§ **SHORT TASK**
Reproduce the data in its entirety, exactly as supplied.

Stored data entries
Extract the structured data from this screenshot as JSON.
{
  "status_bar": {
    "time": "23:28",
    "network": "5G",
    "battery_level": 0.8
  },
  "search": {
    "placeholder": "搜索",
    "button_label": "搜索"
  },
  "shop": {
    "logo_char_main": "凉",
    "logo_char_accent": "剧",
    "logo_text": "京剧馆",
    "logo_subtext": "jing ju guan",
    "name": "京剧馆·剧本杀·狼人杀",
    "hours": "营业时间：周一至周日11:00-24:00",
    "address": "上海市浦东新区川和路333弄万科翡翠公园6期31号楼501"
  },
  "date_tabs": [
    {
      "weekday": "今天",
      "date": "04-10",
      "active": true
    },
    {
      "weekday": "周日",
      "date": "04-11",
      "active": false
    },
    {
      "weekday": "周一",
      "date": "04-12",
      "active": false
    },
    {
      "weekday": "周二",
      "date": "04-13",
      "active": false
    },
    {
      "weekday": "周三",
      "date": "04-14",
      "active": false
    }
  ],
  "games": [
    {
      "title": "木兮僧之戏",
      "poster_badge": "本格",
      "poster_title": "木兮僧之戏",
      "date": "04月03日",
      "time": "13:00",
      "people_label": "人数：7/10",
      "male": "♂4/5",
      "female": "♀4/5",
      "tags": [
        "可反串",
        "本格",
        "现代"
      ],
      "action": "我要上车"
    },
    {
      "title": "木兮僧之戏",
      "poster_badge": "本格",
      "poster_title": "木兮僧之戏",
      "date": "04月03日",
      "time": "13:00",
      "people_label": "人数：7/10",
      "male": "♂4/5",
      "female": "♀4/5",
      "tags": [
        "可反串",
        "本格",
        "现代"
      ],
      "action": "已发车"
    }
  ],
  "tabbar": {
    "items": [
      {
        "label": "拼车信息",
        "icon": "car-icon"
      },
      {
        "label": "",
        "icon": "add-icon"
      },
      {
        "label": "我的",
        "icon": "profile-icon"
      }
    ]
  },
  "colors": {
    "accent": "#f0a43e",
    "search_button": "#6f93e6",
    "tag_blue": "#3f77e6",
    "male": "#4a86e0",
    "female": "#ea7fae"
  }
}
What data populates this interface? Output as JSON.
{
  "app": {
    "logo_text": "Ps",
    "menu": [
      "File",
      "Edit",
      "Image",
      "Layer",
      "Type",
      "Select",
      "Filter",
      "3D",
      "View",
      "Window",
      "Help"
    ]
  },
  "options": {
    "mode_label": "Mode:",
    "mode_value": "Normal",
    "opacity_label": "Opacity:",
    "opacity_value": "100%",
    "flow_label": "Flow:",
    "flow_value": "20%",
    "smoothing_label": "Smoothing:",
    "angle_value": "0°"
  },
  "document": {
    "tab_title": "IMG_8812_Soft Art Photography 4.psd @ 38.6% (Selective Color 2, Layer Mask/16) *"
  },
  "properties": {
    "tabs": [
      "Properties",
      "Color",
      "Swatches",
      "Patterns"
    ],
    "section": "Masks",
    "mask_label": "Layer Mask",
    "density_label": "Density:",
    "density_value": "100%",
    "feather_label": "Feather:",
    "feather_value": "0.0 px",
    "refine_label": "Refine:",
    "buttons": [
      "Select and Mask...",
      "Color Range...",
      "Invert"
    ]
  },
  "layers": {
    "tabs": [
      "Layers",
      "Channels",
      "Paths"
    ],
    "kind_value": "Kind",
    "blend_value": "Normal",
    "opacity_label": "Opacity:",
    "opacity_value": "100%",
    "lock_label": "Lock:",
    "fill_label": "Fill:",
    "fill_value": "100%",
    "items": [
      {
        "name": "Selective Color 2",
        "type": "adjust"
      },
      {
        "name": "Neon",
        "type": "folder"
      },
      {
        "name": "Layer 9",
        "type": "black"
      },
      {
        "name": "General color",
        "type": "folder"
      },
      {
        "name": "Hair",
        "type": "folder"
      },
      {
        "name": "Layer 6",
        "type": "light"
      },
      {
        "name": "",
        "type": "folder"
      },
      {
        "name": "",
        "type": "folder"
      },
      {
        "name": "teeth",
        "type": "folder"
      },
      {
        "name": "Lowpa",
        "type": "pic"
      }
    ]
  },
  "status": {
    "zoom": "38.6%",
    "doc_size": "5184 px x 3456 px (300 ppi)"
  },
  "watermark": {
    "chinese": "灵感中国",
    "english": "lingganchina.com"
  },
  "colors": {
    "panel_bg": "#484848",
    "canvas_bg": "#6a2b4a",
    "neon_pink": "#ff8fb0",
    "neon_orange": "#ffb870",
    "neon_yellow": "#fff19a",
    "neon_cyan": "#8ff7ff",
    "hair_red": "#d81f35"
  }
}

§ **EXPECTED ANSWER**
Extract the structured data from this screenshot as JSON.
{
  "status_bar": {
    "time": "23:28",
    "network": "5G",
    "battery_level": 0.8
  },
  "search": {
    "placeholder": "搜索",
    "button_label": "搜索"
  },
  "shop": {
    "logo_char_main": "凉",
    "logo_char_accent": "剧",
    "logo_text": "京剧馆",
    "logo_subtext": "jing ju guan",
    "name": "京剧馆·剧本杀·狼人杀",
    "hours": "营业时间：周一至周日11:00-24:00",
    "address": "上海市浦东新区川和路333弄万科翡翠公园6期31号楼501"
  },
  "date_tabs": [
    {
      "weekday": "今天",
      "date": "04-10",
      "active": true
    },
    {
      "weekday": "周日",
      "date": "04-11",
      "active": false
    },
    {
      "weekday": "周一",
      "date": "04-12",
      "active": false
    },
    {
      "weekday": "周二",
      "date": "04-13",
      "active": false
    },
    {
      "weekday": "周三",
      "date": "04-14",
      "active": false
    }
  ],
  "games": [
    {
      "title": "木兮僧之戏",
      "poster_badge": "本格",
      "poster_title": "木兮僧之戏",
      "date": "04月03日",
      "time": "13:00",
      "people_label": "人数：7/10",
      "male": "♂4/5",
      "female": "♀4/5",
      "tags": [
        "可反串",
        "本格",
        "现代"
      ],
      "action": "我要上车"
    },
    {
      "title": "木兮僧之戏",
      "poster_badge": "本格",
      "poster_title": "木兮僧之戏",
      "date": "04月03日",
      "time": "13:00",
      "people_label": "人数：7/10",
      "male": "♂4/5",
      "female": "♀4/5",
      "tags": [
        "可反串",
        "本格",
        "现代"
      ],
      "action": "已发车"
    }
  ],
  "tabbar": {
    "items": [
      {
        "label": "拼车信息",
        "icon": "car-icon"
      },
      {
        "label": "",
        "icon": "add-icon"
      },
      {
        "label": "我的",
        "icon": "profile-icon"
      }
    ]
  },
  "colors": {
    "accent": "#f0a43e",
    "search_button": "#6f93e6",
    "tag_blue": "#3f77e6",
    "male": "#4a86e0",
    "female": "#ea7fae"
  }
}
What data populates this interface? Output as JSON.
{
  "app": {
    "logo_text": "Ps",
    "menu": [
      "File",
      "Edit",
      "Image",
      "Layer",
      "Type",
      "Select",
      "Filter",
      "3D",
      "View",
      "Window",
      "Help"
    ]
  },
  "options": {
    "mode_label": "Mode:",
    "mode_value": "Normal",
    "opacity_label": "Opacity:",
    "opacity_value": "100%",
    "flow_label": "Flow:",
    "flow_value": "20%",
    "smoothing_label": "Smoothing:",
    "angle_value": "0°"
  },
  "document": {
    "tab_title": "IMG_8812_Soft Art Photography 4.psd @ 38.6% (Selective Color 2, Layer Mask/16) *"
  },
  "properties": {
    "tabs": [
      "Properties",
      "Color",
      "Swatches",
      "Patterns"
    ],
    "section": "Masks",
    "mask_label": "Layer Mask",
    "density_label": "Density:",
    "density_value": "100%",
    "feather_label": "Feather:",
    "feather_value": "0.0 px",
    "refine_label": "Refine:",
    "buttons": [
      "Select and Mask...",
      "Color Range...",
      "Invert"
    ]
  },
  "layers": {
    "tabs": [
      "Layers",
      "Channels",
      "Paths"
    ],
    "kind_value": "Kind",
    "blend_value": "Normal",
    "opacity_label": "Opacity:",
    "opacity_value": "100%",
    "lock_label": "Lock:",
    "fill_label": "Fill:",
    "fill_value": "100%",
    "items": [
      {
        "name": "Selective Color 2",
        "type": "adjust"
      },
      {
        "name": "Neon",
        "type": "folder"
      },
      {
        "name": "Layer 9",
        "type": "black"
      },
      {
        "name": "General color",
        "type": "folder"
      },
      {
        "name": "Hair",
        "type": "folder"
      },
      {
        "name": "Layer 6",
        "type": "light"
      },
      {
        "name": "",
        "type": "folder"
      },
      {
        "name": "",
        "type": "folder"
      },
      {
        "name": "teeth",
        "type": "folder"
      },
      {
        "name": "Lowpa",
        "type": "pic"
      }
    ]
  },
  "status": {
    "zoom": "38.6%",
    "doc_size": "5184 px x 3456 px (300 ppi)"
  },
  "watermark": {
    "chinese": "灵感中国",
    "english": "lingganchina.com"
  },
  "colors": {
    "panel_bg": "#484848",
    "canvas_bg": "#6a2b4a",
    "neon_pink": "#ff8fb0",
    "neon_orange": "#ffb870",
    "neon_yellow": "#fff19a",
    "neon_cyan": "#8ff7ff",
    "hair_red": "#d81f35"
  }
}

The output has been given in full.